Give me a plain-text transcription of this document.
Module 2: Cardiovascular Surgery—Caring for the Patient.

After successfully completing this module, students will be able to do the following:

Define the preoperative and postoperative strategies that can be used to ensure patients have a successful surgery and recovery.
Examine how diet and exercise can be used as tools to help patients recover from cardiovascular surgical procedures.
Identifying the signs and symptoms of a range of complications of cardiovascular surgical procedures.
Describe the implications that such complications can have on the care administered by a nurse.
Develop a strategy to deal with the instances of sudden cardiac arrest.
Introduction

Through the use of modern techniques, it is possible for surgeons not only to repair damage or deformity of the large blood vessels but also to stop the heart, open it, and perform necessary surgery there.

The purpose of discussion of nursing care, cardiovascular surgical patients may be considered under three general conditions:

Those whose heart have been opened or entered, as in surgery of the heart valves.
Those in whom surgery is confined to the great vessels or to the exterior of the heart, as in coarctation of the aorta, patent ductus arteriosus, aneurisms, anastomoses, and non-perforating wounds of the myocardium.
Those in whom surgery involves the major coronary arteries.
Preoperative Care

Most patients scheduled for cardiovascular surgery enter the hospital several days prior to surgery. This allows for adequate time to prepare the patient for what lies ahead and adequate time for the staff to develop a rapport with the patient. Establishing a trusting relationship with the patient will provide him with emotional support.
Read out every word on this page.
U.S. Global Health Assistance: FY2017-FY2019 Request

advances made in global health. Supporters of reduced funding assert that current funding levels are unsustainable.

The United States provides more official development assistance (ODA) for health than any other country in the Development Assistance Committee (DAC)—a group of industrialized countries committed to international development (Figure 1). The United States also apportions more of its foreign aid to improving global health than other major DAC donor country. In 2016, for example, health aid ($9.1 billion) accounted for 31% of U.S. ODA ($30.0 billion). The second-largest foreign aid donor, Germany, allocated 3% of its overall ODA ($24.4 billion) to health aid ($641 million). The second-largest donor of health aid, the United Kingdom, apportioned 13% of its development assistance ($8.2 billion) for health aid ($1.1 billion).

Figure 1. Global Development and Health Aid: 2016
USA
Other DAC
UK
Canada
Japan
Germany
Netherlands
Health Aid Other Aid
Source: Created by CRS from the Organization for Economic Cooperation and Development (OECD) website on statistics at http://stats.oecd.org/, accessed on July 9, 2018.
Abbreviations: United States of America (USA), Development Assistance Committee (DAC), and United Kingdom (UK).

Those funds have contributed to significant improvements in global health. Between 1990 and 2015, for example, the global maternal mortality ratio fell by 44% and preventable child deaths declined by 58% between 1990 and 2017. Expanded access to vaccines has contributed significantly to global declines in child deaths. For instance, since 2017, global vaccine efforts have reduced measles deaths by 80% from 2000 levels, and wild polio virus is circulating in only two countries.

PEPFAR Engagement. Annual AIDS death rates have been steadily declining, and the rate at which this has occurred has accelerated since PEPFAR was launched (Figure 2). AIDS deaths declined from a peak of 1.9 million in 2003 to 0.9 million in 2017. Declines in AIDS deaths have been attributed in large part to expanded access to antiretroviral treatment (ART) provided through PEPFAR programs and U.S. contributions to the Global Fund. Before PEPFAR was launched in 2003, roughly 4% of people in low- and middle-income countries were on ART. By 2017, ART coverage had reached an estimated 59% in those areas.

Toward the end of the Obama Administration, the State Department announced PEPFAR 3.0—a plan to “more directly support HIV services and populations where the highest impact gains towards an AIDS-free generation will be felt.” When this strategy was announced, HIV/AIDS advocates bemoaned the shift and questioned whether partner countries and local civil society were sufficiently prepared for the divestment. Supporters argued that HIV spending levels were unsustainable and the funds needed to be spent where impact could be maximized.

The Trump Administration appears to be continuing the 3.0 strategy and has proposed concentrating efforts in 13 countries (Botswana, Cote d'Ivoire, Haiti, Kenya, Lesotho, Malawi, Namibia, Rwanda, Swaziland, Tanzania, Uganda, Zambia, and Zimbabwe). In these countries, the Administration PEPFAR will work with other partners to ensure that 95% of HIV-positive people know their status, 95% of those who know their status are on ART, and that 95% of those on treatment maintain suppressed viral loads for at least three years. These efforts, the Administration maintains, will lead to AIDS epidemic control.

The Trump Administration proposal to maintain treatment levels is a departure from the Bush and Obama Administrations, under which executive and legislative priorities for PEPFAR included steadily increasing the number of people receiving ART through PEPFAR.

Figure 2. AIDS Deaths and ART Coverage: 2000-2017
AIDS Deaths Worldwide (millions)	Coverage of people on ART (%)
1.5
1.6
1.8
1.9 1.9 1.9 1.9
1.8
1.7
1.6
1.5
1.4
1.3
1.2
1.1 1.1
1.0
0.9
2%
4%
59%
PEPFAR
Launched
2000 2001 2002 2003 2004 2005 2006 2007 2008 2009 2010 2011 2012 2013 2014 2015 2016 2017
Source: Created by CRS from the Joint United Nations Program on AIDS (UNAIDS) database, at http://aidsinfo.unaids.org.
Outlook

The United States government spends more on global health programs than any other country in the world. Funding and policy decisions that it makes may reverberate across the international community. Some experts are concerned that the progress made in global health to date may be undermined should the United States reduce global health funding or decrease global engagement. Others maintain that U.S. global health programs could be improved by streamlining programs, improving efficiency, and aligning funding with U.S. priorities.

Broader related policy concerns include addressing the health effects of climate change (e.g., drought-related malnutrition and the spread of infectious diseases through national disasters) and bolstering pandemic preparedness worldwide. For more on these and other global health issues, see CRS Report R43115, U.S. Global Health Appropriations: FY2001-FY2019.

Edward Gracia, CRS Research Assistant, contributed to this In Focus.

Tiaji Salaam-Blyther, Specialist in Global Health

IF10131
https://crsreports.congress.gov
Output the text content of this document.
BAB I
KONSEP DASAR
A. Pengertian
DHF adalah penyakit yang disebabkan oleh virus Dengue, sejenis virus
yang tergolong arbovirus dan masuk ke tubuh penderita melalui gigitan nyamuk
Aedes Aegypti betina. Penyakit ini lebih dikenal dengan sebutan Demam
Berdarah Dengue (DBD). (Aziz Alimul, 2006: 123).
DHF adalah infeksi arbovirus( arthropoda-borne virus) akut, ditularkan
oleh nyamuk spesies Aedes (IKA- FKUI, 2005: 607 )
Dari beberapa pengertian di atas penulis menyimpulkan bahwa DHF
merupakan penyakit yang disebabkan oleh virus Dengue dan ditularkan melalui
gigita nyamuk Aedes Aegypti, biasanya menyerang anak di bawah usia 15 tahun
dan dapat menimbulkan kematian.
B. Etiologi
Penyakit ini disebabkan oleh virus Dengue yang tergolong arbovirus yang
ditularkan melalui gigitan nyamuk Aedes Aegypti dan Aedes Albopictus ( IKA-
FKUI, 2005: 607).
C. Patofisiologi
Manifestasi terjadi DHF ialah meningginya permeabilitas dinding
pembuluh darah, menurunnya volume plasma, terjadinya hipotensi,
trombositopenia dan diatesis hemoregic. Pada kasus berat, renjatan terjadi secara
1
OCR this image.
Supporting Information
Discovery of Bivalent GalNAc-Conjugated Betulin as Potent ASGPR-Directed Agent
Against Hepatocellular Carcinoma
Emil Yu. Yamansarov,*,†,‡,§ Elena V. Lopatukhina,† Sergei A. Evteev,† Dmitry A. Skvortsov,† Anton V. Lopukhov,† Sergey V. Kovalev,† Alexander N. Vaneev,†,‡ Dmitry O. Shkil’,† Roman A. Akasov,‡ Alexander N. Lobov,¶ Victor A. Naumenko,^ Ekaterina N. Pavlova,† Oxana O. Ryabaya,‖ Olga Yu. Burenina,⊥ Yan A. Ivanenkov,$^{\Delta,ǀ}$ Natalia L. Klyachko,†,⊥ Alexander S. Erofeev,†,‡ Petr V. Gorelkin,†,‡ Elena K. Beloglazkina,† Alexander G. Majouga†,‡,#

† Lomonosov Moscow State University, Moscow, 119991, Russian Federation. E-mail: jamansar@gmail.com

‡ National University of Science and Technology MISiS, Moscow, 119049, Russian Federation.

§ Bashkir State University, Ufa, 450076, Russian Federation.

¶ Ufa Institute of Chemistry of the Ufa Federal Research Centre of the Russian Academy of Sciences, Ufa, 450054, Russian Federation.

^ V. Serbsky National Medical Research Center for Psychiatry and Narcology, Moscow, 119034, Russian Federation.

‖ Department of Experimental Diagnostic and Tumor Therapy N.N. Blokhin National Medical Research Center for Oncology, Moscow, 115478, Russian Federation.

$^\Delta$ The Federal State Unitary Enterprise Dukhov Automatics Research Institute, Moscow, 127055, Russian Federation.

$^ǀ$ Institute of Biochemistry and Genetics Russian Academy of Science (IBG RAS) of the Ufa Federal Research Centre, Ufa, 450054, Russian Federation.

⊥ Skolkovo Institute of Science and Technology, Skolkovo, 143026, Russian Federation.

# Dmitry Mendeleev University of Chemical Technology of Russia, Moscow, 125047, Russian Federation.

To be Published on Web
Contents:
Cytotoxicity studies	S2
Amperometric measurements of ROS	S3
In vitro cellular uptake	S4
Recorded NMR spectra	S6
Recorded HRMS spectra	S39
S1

• _DIRECTIONS FOR THIS TASK_:
All lines in the listing above that contain "arbovirus" should be shown.

• _TASK RESULT_:
yang tergolong arbovirus dan masuk ke tubuh penderita melalui gigitan nyamuk
DHF adalah infeksi arbovirus( arthropoda-borne virus) akut, ditularkan
Penyakit ini disebabkan oleh virus Dengue yang tergolong arbovirus yang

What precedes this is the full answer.